Items from a figure collection
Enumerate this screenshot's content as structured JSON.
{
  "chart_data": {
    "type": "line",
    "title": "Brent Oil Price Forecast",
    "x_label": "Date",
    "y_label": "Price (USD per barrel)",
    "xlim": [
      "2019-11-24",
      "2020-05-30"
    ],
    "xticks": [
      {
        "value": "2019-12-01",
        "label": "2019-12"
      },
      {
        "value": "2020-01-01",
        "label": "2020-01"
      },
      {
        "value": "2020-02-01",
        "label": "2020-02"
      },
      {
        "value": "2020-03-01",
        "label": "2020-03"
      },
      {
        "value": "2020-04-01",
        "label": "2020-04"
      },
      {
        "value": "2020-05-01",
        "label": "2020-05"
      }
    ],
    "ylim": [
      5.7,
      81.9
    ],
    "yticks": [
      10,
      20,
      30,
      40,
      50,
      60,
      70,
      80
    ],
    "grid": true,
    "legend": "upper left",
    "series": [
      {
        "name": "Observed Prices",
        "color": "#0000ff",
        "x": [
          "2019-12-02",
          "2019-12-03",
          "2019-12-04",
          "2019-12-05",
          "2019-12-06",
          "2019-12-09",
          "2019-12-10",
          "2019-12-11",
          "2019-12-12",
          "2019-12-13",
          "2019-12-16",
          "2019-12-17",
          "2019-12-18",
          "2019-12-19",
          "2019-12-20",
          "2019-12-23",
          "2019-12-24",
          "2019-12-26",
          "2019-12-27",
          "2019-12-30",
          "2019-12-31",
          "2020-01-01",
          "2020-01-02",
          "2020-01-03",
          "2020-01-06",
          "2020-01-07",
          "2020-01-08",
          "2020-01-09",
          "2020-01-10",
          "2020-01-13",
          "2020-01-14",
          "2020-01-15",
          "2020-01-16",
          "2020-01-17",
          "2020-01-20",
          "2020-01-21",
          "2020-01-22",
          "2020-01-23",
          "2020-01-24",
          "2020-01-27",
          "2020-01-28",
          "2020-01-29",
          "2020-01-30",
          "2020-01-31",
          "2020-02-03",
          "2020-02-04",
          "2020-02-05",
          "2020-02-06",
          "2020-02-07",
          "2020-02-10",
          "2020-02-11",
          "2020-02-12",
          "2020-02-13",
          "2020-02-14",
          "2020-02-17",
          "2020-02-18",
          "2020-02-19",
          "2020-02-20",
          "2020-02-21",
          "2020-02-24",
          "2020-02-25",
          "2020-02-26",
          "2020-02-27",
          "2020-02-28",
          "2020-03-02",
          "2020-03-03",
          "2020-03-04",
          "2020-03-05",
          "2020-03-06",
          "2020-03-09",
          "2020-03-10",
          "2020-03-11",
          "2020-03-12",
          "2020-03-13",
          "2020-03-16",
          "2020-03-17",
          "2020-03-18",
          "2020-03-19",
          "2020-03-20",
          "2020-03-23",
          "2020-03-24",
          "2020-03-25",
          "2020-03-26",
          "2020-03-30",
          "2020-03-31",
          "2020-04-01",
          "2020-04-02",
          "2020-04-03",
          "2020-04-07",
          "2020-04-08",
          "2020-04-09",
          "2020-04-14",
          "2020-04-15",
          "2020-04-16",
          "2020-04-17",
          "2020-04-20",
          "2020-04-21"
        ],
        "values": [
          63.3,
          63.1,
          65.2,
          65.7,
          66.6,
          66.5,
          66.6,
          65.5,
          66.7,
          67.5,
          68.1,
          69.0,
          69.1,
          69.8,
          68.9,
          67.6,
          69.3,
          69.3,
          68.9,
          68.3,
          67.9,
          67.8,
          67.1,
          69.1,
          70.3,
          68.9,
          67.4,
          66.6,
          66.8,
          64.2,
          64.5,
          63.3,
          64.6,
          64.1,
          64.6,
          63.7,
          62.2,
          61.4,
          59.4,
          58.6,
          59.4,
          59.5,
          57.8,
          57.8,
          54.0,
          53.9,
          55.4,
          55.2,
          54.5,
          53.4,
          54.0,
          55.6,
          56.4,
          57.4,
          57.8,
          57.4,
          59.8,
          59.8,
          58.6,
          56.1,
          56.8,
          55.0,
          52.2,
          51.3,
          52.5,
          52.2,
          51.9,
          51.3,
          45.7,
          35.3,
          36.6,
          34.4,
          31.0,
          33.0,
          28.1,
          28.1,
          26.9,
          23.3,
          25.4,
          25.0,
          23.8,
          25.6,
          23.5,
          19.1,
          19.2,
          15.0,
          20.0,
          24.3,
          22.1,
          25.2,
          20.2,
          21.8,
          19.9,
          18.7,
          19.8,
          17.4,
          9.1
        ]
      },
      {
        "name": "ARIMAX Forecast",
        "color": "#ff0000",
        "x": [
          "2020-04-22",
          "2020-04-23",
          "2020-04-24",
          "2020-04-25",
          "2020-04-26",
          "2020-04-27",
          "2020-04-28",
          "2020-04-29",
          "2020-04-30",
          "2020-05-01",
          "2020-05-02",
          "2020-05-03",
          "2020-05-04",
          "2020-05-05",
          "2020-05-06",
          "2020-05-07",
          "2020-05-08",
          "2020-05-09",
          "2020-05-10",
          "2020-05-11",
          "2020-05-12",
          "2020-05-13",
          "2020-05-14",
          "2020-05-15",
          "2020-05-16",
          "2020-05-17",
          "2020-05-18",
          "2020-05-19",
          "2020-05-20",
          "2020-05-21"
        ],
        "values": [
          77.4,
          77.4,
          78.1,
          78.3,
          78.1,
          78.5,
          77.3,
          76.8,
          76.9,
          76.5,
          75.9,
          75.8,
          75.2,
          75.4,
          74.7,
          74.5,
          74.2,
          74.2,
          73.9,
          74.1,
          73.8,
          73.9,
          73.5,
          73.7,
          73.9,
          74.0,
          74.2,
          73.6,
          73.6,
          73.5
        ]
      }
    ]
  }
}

— Work required —
Every line above that contains the word "name" should be reported.

— Answer in full —
        "name": "Observed Prices",
        "name": "ARIMAX Forecast",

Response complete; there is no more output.